Exercise instructions - Copy out the lines of the listing word for word, starting with the first line and going on through the line with "bar[interactable] [166, 363, 197, 452]".

Listing -
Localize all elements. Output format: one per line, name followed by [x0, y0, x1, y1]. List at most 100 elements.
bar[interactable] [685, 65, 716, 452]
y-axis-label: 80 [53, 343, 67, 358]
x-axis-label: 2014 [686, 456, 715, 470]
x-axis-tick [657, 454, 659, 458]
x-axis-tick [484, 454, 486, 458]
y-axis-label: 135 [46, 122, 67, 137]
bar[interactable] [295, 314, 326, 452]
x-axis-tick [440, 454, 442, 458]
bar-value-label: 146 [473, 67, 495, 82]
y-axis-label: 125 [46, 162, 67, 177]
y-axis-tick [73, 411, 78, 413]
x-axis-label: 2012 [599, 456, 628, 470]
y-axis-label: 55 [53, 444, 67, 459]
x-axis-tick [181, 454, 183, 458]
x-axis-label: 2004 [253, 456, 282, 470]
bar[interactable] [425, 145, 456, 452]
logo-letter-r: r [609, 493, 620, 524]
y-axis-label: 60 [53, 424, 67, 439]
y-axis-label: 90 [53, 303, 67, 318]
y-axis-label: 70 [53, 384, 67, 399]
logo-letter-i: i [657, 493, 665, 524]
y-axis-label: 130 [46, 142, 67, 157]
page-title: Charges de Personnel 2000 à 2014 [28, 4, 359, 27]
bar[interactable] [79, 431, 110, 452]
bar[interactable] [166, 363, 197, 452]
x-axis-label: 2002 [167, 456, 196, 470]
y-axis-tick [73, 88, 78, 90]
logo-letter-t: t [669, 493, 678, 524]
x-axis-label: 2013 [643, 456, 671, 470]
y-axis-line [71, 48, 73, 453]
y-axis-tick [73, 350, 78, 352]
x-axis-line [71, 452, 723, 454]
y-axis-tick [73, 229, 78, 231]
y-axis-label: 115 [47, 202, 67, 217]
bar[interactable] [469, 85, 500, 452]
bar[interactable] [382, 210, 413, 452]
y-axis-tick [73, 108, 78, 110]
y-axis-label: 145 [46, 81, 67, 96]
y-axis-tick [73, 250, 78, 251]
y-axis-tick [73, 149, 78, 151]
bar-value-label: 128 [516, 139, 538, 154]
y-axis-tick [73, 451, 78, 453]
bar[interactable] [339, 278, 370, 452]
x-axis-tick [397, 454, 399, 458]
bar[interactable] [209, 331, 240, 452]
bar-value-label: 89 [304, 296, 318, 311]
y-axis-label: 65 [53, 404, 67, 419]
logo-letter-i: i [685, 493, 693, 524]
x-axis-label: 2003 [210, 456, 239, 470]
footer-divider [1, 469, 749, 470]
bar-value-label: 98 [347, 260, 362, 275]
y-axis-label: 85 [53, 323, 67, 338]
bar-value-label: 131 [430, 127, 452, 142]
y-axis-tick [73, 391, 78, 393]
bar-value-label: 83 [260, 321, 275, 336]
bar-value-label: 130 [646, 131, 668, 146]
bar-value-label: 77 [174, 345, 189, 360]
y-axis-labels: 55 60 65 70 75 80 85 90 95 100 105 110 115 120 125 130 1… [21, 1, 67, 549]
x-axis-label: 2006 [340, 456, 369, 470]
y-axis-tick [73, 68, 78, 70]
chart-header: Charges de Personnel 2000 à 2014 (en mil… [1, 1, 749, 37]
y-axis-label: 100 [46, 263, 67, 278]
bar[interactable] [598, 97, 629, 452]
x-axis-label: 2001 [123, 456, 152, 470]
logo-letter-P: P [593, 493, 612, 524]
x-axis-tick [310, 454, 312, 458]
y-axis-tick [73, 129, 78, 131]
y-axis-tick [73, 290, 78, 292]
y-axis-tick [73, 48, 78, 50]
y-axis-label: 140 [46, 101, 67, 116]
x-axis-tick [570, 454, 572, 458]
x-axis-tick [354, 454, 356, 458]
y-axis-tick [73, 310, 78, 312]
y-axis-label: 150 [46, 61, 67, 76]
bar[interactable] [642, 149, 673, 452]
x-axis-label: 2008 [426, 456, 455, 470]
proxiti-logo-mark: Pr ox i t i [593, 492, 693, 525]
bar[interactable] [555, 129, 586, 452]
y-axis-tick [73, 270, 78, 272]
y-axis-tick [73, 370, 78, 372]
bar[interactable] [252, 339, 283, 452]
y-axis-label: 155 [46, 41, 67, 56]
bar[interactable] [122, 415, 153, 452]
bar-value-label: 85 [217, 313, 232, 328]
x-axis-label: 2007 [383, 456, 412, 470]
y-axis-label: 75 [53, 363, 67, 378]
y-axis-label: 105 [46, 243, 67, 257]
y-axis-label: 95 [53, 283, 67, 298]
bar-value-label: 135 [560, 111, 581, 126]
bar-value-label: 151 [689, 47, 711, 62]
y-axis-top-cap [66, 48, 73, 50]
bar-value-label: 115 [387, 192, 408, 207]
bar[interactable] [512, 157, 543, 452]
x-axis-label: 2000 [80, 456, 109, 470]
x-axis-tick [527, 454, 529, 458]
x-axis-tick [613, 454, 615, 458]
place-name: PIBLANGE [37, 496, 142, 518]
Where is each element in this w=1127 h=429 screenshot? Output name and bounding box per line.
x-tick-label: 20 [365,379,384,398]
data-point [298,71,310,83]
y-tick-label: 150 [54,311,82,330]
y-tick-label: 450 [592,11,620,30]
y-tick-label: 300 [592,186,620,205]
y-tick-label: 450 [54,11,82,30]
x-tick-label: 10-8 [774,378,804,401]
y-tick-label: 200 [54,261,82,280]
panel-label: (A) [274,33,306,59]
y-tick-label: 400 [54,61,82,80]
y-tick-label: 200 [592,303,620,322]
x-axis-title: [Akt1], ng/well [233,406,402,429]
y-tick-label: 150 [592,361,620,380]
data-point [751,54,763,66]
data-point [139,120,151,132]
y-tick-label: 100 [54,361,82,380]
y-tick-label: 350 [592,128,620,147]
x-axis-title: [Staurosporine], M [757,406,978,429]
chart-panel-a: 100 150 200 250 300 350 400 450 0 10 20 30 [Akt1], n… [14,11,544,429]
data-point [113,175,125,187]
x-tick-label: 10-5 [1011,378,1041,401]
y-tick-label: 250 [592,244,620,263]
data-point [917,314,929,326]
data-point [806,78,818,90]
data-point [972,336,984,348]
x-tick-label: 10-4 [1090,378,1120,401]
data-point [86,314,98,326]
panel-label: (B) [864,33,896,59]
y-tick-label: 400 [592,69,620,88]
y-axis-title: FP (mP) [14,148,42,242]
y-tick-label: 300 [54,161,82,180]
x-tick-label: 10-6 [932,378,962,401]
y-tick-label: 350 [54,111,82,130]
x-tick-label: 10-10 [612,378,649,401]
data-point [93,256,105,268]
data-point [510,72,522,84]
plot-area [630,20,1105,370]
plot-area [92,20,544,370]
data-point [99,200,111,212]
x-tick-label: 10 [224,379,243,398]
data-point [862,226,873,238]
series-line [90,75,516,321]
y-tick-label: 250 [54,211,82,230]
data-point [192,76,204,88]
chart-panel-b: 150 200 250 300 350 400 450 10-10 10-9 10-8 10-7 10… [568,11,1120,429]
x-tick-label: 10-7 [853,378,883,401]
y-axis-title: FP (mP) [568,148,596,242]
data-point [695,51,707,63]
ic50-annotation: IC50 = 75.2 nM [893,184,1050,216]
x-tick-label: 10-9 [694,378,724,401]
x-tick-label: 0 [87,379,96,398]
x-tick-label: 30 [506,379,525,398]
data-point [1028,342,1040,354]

Result below -
Localize all elements. Output format: one per line, name followed by [x0, y0, x1, y1]. List at most 100 elements.
bar[interactable] [685, 65, 716, 452]
y-axis-label: 80 [53, 343, 67, 358]
x-axis-label: 2014 [686, 456, 715, 470]
x-axis-tick [657, 454, 659, 458]
x-axis-tick [484, 454, 486, 458]
y-axis-label: 135 [46, 122, 67, 137]
bar[interactable] [295, 314, 326, 452]
x-axis-tick [440, 454, 442, 458]
bar-value-label: 146 [473, 67, 495, 82]
y-axis-label: 125 [46, 162, 67, 177]
y-axis-tick [73, 411, 78, 413]
x-axis-label: 2012 [599, 456, 628, 470]
y-axis-label: 55 [53, 444, 67, 459]
x-axis-tick [181, 454, 183, 458]
x-axis-label: 2004 [253, 456, 282, 470]
bar[interactable] [425, 145, 456, 452]
logo-letter-r: r [609, 493, 620, 524]
y-axis-label: 60 [53, 424, 67, 439]
y-axis-label: 90 [53, 303, 67, 318]
y-axis-label: 70 [53, 384, 67, 399]
logo-letter-i: i [657, 493, 665, 524]
y-axis-label: 130 [46, 142, 67, 157]
page-title: Charges de Personnel 2000 à 2014 [28, 4, 359, 27]
bar[interactable] [79, 431, 110, 452]
bar[interactable] [166, 363, 197, 452]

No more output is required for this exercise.